▼
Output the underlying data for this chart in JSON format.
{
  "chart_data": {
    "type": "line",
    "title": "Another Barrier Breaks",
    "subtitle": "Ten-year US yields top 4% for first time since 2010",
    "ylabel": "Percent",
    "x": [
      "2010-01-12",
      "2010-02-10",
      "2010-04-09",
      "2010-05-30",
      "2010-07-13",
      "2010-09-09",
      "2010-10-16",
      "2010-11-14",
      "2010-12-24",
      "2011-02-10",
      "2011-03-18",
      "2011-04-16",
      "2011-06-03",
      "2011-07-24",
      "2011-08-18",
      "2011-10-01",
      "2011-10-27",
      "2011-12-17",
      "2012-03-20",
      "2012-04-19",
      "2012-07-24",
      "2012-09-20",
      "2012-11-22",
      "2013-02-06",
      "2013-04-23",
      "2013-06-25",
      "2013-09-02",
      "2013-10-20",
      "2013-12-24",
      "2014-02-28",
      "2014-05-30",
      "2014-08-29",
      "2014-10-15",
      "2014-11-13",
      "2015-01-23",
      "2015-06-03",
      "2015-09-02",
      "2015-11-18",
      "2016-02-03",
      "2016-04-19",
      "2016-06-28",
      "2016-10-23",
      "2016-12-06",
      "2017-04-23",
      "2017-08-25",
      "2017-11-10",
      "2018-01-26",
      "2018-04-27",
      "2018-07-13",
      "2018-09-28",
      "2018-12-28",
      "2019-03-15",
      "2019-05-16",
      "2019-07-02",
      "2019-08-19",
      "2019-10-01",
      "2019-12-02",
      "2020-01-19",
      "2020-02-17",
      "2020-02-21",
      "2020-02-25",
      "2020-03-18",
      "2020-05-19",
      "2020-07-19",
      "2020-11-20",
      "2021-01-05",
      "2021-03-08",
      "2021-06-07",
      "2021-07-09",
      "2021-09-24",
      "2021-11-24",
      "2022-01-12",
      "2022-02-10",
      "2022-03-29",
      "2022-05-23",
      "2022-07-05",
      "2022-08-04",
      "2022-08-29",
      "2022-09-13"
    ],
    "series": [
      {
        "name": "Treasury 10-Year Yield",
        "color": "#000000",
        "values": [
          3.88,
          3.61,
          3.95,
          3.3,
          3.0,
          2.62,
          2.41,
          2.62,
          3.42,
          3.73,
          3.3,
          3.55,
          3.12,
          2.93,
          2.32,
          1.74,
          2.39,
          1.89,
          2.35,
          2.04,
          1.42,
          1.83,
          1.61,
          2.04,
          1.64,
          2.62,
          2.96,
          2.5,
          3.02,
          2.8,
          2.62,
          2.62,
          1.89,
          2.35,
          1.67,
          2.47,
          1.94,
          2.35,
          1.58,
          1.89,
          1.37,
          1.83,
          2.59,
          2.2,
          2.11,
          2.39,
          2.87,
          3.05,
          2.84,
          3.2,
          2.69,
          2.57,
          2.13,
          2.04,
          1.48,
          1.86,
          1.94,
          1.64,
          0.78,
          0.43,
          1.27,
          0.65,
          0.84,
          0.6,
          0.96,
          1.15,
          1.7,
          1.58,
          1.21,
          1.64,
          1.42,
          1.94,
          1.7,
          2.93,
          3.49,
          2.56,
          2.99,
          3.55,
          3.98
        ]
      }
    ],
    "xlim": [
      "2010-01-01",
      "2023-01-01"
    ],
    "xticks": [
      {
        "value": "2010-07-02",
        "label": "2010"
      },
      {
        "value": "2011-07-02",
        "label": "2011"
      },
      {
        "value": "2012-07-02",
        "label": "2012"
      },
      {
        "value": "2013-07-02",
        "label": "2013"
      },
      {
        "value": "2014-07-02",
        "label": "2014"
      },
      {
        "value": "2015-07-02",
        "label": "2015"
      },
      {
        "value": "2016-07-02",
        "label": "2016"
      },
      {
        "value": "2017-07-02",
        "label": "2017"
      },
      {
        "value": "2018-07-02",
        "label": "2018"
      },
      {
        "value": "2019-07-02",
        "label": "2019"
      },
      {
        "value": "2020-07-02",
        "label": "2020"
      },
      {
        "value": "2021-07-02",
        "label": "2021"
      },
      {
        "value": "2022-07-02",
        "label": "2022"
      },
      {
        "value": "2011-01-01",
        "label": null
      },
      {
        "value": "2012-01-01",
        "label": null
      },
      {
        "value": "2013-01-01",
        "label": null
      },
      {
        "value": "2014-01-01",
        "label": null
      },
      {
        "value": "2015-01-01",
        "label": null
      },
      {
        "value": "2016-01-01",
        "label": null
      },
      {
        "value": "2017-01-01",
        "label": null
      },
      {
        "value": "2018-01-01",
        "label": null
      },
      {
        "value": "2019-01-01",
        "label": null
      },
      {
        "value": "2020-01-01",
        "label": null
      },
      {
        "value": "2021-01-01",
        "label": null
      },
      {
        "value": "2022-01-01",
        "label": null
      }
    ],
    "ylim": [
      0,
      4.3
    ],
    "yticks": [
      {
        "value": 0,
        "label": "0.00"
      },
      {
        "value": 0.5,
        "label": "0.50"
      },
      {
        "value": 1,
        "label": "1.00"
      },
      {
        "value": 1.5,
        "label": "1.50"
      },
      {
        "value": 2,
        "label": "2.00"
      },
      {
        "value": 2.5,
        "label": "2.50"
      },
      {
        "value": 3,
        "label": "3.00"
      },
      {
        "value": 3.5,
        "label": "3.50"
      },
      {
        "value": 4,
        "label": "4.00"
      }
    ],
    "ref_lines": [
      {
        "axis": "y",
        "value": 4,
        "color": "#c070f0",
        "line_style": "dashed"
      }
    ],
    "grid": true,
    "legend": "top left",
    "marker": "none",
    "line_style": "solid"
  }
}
▲
(SHORT TASK) Every entry above needs to be quoted exactly.

(FULL OUTPUT)
Output the underlying data for this chart in JSON format.
{
  "chart_data": {
    "type": "line",
    "title": "Another Barrier Breaks",
    "subtitle": "Ten-year US yields top 4% for first time since 2010",
    "ylabel": "Percent",
    "x": [
      "2010-01-12",
      "2010-02-10",
      "2010-04-09",
      "2010-05-30",
      "2010-07-13",
      "2010-09-09",
      "2010-10-16",
      "2010-11-14",
      "2010-12-24",
      "2011-02-10",
      "2011-03-18",
      "2011-04-16",
      "2011-06-03",
      "2011-07-24",
      "2011-08-18",
      "2011-10-01",
      "2011-10-27",
      "2011-12-17",
      "2012-03-20",
      "2012-04-19",
      "2012-07-24",
      "2012-09-20",
      "2012-11-22",
      "2013-02-06",
      "2013-04-23",
      "2013-06-25",
      "2013-09-02",
      "2013-10-20",
      "2013-12-24",
      "2014-02-28",
      "2014-05-30",
      "2014-08-29",
      "2014-10-15",
      "2014-11-13",
      "2015-01-23",
      "2015-06-03",
      "2015-09-02",
      "2015-11-18",
      "2016-02-03",
      "2016-04-19",
      "2016-06-28",
      "2016-10-23",
      "2016-12-06",
      "2017-04-23",
      "2017-08-25",
      "2017-11-10",
      "2018-01-26",
      "2018-04-27",
      "2018-07-13",
      "2018-09-28",
      "2018-12-28",
      "2019-03-15",
      "2019-05-16",
      "2019-07-02",
      "2019-08-19",
      "2019-10-01",
      "2019-12-02",
      "2020-01-19",
      "2020-02-17",
      "2020-02-21",
      "2020-02-25",
      "2020-03-18",
      "2020-05-19",
      "2020-07-19",
      "2020-11-20",
      "2021-01-05",
      "2021-03-08",
      "2021-06-07",
      "2021-07-09",
      "2021-09-24",
      "2021-11-24",
      "2022-01-12",
      "2022-02-10",
      "2022-03-29",
      "2022-05-23",
      "2022-07-05",
      "2022-08-04",
      "2022-08-29",
      "2022-09-13"
    ],
    "series": [
      {
        "name": "Treasury 10-Year Yield",
        "color": "#000000",
        "values": [
          3.88,
          3.61,
          3.95,
          3.3,
          3.0,
          2.62,
          2.41,
          2.62,
          3.42,
          3.73,
          3.3,
          3.55,
          3.12,
          2.93,
          2.32,
          1.74,
          2.39,
          1.89,
          2.35,
          2.04,
          1.42,
          1.83,
          1.61,
          2.04,
          1.64,
          2.62,
          2.96,
          2.5,
          3.02,
          2.8,
          2.62,
          2.62,
          1.89,
          2.35,
          1.67,
          2.47,
          1.94,
          2.35,
          1.58,
          1.89,
          1.37,
          1.83,
          2.59,
          2.2,
          2.11,
          2.39,
          2.87,
          3.05,
          2.84,
          3.2,
          2.69,
          2.57,
          2.13,
          2.04,
          1.48,
          1.86,
          1.94,
          1.64,
          0.78,
          0.43,
          1.27,
          0.65,
          0.84,
          0.6,
          0.96,
          1.15,
          1.7,
          1.58,
          1.21,
          1.64,
          1.42,
          1.94,
          1.7,
          2.93,
          3.49,
          2.56,
          2.99,
          3.55,
          3.98
        ]
      }
    ],
    "xlim": [
      "2010-01-01",
      "2023-01-01"
    ],
    "xticks": [
      {
        "value": "2010-07-02",
        "label": "2010"
      },
      {
        "value": "2011-07-02",
        "label": "2011"
      },
      {
        "value": "2012-07-02",
        "label": "2012"
      },
      {
        "value": "2013-07-02",
        "label": "2013"
      },
      {
        "value": "2014-07-02",
        "label": "2014"
      },
      {
        "value": "2015-07-02",
        "label": "2015"
      },
      {
        "value": "2016-07-02",
        "label": "2016"
      },
      {
        "value": "2017-07-02",
        "label": "2017"
      },
      {
        "value": "2018-07-02",
        "label": "2018"
      },
      {
        "value": "2019-07-02",
        "label": "2019"
      },
      {
        "value": "2020-07-02",
        "label": "2020"
      },
      {
        "value": "2021-07-02",
        "label": "2021"
      },
      {
        "value": "2022-07-02",
        "label": "2022"
      },
      {
        "value": "2011-01-01",
        "label": null
      },
      {
        "value": "2012-01-01",
        "label": null
      },
      {
        "value": "2013-01-01",
        "label": null
      },
      {
        "value": "2014-01-01",
        "label": null
      },
      {
        "value": "2015-01-01",
        "label": null
      },
      {
        "value": "2016-01-01",
        "label": null
      },
      {
        "value": "2017-01-01",
        "label": null
      },
      {
        "value": "2018-01-01",
        "label": null
      },
      {
        "value": "2019-01-01",
        "label": null
      },
      {
        "value": "2020-01-01",
        "label": null
      },
      {
        "value": "2021-01-01",
        "label": null
      },
      {
        "value": "2022-01-01",
        "label": null
      }
    ],
    "ylim": [
      0,
      4.3
    ],
    "yticks": [
      {
        "value": 0,
        "label": "0.00"
      },
      {
        "value": 0.5,
        "label": "0.50"
      },
      {
        "value": 1,
        "label": "1.00"
      },
      {
        "value": 1.5,
        "label": "1.50"
      },
      {
        "value": 2,
        "label": "2.00"
      },
      {
        "value": 2.5,
        "label": "2.50"
      },
      {
        "value": 3,
        "label": "3.00"
      },
      {
        "value": 3.5,
        "label": "3.50"
      },
      {
        "value": 4,
        "label": "4.00"
      }
    ],
    "ref_lines": [
      {
        "axis": "y",
        "value": 4,
        "color": "#c070f0",
        "line_style": "dashed"
      }
    ],
    "grid": true,
    "legend": "top left",
    "marker": "none",
    "line_style": "solid"
  }
}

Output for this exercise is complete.